Goal
Where a line holds "profile", copy it.

Source material

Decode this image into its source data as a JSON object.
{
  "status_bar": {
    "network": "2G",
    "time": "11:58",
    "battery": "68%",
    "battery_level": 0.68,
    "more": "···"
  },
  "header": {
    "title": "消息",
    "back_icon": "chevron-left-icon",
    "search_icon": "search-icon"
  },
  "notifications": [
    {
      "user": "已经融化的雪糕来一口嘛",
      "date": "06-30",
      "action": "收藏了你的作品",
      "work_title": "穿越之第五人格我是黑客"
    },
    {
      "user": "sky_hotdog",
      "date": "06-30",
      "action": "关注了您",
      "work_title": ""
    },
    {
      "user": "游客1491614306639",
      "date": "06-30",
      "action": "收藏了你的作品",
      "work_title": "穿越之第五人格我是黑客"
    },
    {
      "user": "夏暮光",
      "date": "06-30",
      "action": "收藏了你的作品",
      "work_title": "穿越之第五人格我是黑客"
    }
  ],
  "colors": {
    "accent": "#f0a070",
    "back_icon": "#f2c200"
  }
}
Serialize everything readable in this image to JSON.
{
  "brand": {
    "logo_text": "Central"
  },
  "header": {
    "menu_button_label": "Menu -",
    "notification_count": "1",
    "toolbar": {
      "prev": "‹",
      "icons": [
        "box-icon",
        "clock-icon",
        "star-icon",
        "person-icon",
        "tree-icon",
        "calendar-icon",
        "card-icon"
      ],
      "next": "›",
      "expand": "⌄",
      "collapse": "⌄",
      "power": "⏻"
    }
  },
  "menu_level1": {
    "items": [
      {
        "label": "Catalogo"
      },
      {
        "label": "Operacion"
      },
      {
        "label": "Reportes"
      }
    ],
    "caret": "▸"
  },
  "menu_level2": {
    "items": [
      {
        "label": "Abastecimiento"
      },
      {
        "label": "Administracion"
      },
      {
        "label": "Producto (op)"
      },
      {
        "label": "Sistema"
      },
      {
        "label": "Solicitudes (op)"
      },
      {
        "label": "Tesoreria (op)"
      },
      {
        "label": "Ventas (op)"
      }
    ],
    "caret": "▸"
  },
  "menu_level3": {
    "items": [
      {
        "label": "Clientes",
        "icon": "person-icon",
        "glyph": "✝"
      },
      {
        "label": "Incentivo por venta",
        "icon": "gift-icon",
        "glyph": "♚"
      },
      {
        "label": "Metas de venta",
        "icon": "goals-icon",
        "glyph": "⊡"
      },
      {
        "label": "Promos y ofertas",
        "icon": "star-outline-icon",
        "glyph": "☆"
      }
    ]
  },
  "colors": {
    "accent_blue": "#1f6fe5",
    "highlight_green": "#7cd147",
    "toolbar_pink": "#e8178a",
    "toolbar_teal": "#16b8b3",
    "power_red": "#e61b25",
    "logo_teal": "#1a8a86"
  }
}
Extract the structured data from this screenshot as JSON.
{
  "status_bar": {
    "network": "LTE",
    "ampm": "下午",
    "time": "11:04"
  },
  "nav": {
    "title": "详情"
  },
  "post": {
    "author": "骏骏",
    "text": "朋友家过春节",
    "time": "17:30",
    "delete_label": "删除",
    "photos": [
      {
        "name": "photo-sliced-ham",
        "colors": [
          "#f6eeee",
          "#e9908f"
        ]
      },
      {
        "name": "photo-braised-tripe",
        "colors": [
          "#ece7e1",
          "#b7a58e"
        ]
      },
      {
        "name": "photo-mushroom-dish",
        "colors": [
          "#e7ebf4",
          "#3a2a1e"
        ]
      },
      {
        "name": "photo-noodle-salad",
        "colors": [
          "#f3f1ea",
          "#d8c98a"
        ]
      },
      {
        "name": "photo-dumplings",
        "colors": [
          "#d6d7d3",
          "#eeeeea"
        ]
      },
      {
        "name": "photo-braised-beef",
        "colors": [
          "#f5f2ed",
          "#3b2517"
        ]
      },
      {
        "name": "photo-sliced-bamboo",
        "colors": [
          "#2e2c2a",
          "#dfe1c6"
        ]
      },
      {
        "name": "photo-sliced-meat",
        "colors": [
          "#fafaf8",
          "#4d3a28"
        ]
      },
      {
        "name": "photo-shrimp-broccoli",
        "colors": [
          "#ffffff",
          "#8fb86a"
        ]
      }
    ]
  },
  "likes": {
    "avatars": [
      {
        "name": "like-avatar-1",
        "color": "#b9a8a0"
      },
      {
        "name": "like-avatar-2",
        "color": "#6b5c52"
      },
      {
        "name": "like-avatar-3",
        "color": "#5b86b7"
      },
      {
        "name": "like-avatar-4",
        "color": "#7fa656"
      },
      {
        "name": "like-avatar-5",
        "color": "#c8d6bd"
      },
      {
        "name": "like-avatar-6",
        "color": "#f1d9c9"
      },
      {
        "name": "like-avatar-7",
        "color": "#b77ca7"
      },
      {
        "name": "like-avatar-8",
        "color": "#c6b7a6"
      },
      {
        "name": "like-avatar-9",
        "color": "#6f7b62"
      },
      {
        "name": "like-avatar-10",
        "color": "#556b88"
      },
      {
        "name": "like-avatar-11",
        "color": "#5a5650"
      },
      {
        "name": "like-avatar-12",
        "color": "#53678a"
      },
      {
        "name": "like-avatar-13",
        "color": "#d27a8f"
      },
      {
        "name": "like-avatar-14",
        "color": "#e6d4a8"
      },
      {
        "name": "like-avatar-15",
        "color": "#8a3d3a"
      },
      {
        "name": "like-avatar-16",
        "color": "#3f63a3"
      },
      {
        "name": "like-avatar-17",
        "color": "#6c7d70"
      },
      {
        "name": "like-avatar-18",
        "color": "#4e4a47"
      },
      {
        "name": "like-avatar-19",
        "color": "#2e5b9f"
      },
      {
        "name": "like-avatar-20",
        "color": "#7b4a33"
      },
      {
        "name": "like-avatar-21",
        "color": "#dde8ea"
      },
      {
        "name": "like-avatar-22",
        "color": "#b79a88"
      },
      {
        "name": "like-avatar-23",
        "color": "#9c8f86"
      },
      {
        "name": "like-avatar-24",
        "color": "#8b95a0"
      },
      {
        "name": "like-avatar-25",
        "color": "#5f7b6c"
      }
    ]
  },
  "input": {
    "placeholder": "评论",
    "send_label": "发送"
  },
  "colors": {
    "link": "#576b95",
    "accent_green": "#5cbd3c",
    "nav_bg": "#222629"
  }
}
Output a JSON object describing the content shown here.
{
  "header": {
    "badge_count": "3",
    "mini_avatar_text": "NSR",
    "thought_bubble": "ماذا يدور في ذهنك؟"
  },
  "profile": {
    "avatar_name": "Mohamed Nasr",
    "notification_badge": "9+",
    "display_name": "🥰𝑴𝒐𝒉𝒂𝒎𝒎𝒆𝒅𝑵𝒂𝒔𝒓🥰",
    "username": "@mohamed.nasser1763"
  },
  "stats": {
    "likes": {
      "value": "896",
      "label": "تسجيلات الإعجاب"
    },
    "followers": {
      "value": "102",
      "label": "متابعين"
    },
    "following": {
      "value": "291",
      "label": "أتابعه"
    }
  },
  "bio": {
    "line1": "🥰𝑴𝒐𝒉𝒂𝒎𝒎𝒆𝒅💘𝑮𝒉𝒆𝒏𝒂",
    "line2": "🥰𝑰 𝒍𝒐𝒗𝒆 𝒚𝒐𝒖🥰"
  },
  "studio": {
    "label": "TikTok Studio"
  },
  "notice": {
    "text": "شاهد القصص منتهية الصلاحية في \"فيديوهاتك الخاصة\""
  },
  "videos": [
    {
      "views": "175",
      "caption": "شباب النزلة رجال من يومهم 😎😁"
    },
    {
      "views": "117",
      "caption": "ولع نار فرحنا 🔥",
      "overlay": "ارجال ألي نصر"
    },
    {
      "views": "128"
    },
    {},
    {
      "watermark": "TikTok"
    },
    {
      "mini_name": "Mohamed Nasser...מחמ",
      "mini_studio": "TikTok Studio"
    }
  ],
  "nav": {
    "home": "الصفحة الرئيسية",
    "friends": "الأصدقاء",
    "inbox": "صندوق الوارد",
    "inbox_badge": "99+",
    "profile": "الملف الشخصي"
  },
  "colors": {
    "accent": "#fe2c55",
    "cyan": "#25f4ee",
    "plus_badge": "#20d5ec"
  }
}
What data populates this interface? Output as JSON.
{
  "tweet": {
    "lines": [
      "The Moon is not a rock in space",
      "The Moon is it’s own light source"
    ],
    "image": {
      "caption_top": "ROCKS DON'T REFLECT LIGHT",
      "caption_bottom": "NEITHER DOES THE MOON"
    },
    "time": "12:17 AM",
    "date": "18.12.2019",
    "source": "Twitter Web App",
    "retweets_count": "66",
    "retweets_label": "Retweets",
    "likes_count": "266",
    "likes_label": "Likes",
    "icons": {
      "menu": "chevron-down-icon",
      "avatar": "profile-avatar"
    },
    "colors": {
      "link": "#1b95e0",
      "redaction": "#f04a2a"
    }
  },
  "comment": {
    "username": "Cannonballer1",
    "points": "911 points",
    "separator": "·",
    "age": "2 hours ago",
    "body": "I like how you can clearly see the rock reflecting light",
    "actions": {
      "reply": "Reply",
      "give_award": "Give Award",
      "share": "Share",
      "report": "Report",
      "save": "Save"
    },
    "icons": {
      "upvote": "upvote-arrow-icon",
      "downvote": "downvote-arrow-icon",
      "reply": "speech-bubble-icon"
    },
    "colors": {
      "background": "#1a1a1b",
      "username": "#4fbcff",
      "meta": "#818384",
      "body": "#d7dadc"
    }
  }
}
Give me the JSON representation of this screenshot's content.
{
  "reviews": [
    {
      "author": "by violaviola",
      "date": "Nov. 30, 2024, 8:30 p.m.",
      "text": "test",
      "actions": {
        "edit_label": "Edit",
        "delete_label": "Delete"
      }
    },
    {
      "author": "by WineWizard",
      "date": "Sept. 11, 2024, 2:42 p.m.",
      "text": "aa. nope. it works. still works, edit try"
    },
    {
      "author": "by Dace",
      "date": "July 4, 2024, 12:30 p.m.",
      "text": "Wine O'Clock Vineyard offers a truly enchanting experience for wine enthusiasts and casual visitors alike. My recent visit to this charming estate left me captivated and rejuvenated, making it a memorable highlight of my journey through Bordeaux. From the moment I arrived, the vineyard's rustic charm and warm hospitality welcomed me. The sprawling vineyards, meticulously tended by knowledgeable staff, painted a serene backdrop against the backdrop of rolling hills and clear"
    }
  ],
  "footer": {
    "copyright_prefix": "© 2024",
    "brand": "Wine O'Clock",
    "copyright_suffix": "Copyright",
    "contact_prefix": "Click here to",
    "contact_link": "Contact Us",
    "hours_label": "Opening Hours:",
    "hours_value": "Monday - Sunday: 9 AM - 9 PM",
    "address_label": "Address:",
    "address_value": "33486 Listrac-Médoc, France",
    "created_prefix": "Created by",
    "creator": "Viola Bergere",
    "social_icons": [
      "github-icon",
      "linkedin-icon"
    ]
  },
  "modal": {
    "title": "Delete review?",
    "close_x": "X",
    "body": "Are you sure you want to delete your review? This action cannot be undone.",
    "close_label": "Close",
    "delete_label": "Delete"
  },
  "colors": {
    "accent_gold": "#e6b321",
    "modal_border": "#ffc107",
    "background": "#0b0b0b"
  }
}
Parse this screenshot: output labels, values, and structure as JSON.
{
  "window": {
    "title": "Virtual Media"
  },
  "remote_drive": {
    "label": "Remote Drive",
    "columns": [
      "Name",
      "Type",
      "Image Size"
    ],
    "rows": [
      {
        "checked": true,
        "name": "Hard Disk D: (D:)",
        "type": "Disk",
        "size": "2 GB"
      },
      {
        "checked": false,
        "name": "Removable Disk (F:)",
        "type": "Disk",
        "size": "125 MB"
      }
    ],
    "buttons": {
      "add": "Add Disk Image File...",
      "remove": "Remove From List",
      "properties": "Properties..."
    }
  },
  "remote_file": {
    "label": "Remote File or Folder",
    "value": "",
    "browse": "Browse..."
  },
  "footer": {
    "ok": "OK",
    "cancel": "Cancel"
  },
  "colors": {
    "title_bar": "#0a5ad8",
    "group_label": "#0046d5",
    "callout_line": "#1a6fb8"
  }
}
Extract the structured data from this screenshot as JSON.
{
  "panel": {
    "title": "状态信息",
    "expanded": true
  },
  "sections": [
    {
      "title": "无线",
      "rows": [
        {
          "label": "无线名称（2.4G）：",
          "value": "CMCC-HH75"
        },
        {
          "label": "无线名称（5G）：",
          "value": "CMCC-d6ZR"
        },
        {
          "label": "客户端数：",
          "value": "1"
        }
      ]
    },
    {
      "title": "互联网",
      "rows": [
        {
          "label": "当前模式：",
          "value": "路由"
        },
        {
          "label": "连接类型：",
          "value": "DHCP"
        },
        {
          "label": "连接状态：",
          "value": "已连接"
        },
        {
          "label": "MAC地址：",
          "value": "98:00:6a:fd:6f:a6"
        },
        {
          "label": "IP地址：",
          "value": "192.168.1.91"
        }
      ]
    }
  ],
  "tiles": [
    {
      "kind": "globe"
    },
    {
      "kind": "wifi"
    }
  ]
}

Solved problem
  "profile": {
    "profile": "الملف الشخصي"
      "avatar": "profile-avatar"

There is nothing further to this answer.